● WHAT YOU WILL DO: Would it be possible to write out each entry below exactly, without the pictures?
[begin SUPPLIED MATERIAL]
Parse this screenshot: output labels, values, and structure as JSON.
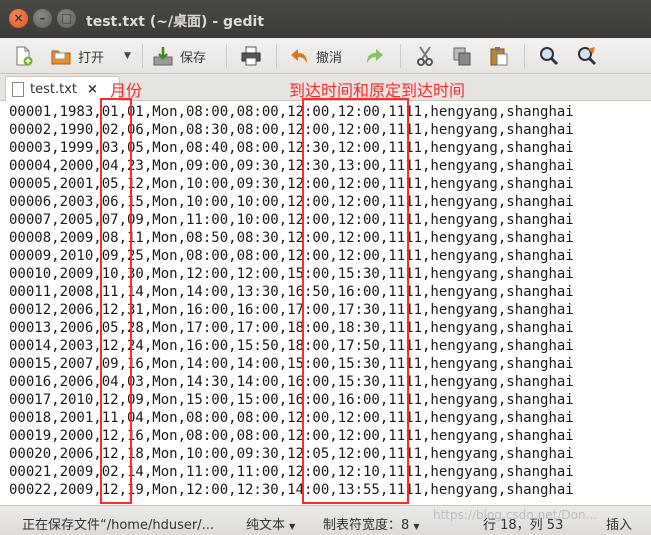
{
  "window": {
    "title": "test.txt (~/桌面) - gedit"
  },
  "toolbar": {
    "open_label": "打开",
    "save_label": "保存",
    "undo_label": "撤消"
  },
  "tab": {
    "name": "test.txt",
    "close": "×"
  },
  "annotations": {
    "month": "月份",
    "arrival": "到达时间和原定到达时间"
  },
  "lines": [
    "00001,1983,01,01,Mon,08:00,08:00,12:00,12:00,1111,hengyang,shanghai",
    "00002,1990,02,06,Mon,08:30,08:00,12:00,12:00,1111,hengyang,shanghai",
    "00003,1999,03,05,Mon,08:40,08:00,12:30,12:00,1111,hengyang,shanghai",
    "00004,2000,04,23,Mon,09:00,09:30,12:30,13:00,1111,hengyang,shanghai",
    "00005,2001,05,12,Mon,10:00,09:30,12:00,12:00,1111,hengyang,shanghai",
    "00006,2003,06,15,Mon,10:00,10:00,12:00,12:00,1111,hengyang,shanghai",
    "00007,2005,07,09,Mon,11:00,10:00,12:00,12:00,1111,hengyang,shanghai",
    "00008,2009,08,11,Mon,08:50,08:30,12:00,12:00,1111,hengyang,shanghai",
    "00009,2010,09,25,Mon,08:00,08:00,12:00,12:00,1111,hengyang,shanghai",
    "00010,2009,10,30,Mon,12:00,12:00,15:00,15:30,1111,hengyang,shanghai",
    "00011,2008,11,14,Mon,14:00,13:30,16:50,16:00,1111,hengyang,shanghai",
    "00012,2006,12,31,Mon,16:00,16:00,17:00,17:30,1111,hengyang,shanghai",
    "00013,2006,05,28,Mon,17:00,17:00,18:00,18:30,1111,hengyang,shanghai",
    "00014,2003,12,24,Mon,16:00,15:50,18:00,17:50,1111,hengyang,shanghai",
    "00015,2007,09,16,Mon,14:00,14:00,15:00,15:30,1111,hengyang,shanghai",
    "00016,2006,04,03,Mon,14:30,14:00,16:00,15:30,1111,hengyang,shanghai",
    "00017,2010,12,09,Mon,15:00,15:00,16:00,16:00,1111,hengyang,shanghai",
    "00018,2001,11,04,Mon,08:00,08:00,12:00,12:00,1111,hengyang,shanghai",
    "00019,2000,12,16,Mon,08:00,08:00,12:00,12:00,1111,hengyang,shanghai",
    "00020,2006,12,18,Mon,10:00,09:30,12:05,12:00,1111,hengyang,shanghai",
    "00021,2009,02,14,Mon,11:00,11:00,12:00,12:10,1111,hengyang,shanghai",
    "00022,2009,12,19,Mon,12:00,12:30,14:00,13:55,1111,hengyang,shanghai"
  ],
  "statusbar": {
    "saving": "正在保存文件“/home/hduser/...",
    "syntax": "纯文本",
    "tabwidth": "制表符宽度：8",
    "position": "行 18，列 53",
    "mode": "插入",
    "watermark": "https://blog.csdn.net/Don..."
  },
  "colors": {
    "annotation": "#ff2a2a",
    "titlebar": "#3c3b37"
  }
}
[end SUPPLIED MATERIAL]
● EXERCISE RESULT:
Parse this screenshot: output labels, values, and structure as JSON.
{
  "window": {
    "title": "test.txt (~/桌面) - gedit"
  },
  "toolbar": {
    "open_label": "打开",
    "save_label": "保存",
    "undo_label": "撤消"
  },
  "tab": {
    "name": "test.txt",
    "close": "×"
  },
  "annotations": {
    "month": "月份",
    "arrival": "到达时间和原定到达时间"
  },
  "lines": [
    "00001,1983,01,01,Mon,08:00,08:00,12:00,12:00,1111,hengyang,shanghai",
    "00002,1990,02,06,Mon,08:30,08:00,12:00,12:00,1111,hengyang,shanghai",
    "00003,1999,03,05,Mon,08:40,08:00,12:30,12:00,1111,hengyang,shanghai",
    "00004,2000,04,23,Mon,09:00,09:30,12:30,13:00,1111,hengyang,shanghai",
    "00005,2001,05,12,Mon,10:00,09:30,12:00,12:00,1111,hengyang,shanghai",
    "00006,2003,06,15,Mon,10:00,10:00,12:00,12:00,1111,hengyang,shanghai",
    "00007,2005,07,09,Mon,11:00,10:00,12:00,12:00,1111,hengyang,shanghai",
    "00008,2009,08,11,Mon,08:50,08:30,12:00,12:00,1111,hengyang,shanghai",
    "00009,2010,09,25,Mon,08:00,08:00,12:00,12:00,1111,hengyang,shanghai",
    "00010,2009,10,30,Mon,12:00,12:00,15:00,15:30,1111,hengyang,shanghai",
    "00011,2008,11,14,Mon,14:00,13:30,16:50,16:00,1111,hengyang,shanghai",
    "00012,2006,12,31,Mon,16:00,16:00,17:00,17:30,1111,hengyang,shanghai",
    "00013,2006,05,28,Mon,17:00,17:00,18:00,18:30,1111,hengyang,shanghai",
    "00014,2003,12,24,Mon,16:00,15:50,18:00,17:50,1111,hengyang,shanghai",
    "00015,2007,09,16,Mon,14:00,14:00,15:00,15:30,1111,hengyang,shanghai",
    "00016,2006,04,03,Mon,14:30,14:00,16:00,15:30,1111,hengyang,shanghai",
    "00017,2010,12,09,Mon,15:00,15:00,16:00,16:00,1111,hengyang,shanghai",
    "00018,2001,11,04,Mon,08:00,08:00,12:00,12:00,1111,hengyang,shanghai",
    "00019,2000,12,16,Mon,08:00,08:00,12:00,12:00,1111,hengyang,shanghai",
    "00020,2006,12,18,Mon,10:00,09:30,12:05,12:00,1111,hengyang,shanghai",
    "00021,2009,02,14,Mon,11:00,11:00,12:00,12:10,1111,hengyang,shanghai",
    "00022,2009,12,19,Mon,12:00,12:30,14:00,13:55,1111,hengyang,shanghai"
  ],
  "statusbar": {
    "saving": "正在保存文件“/home/hduser/...",
    "syntax": "纯文本",
    "tabwidth": "制表符宽度：8",
    "position": "行 18，列 53",
    "mode": "插入",
    "watermark": "https://blog.csdn.net/Don..."
  },
  "colors": {
    "annotation": "#ff2a2a",
    "titlebar": "#3c3b37"
  }
}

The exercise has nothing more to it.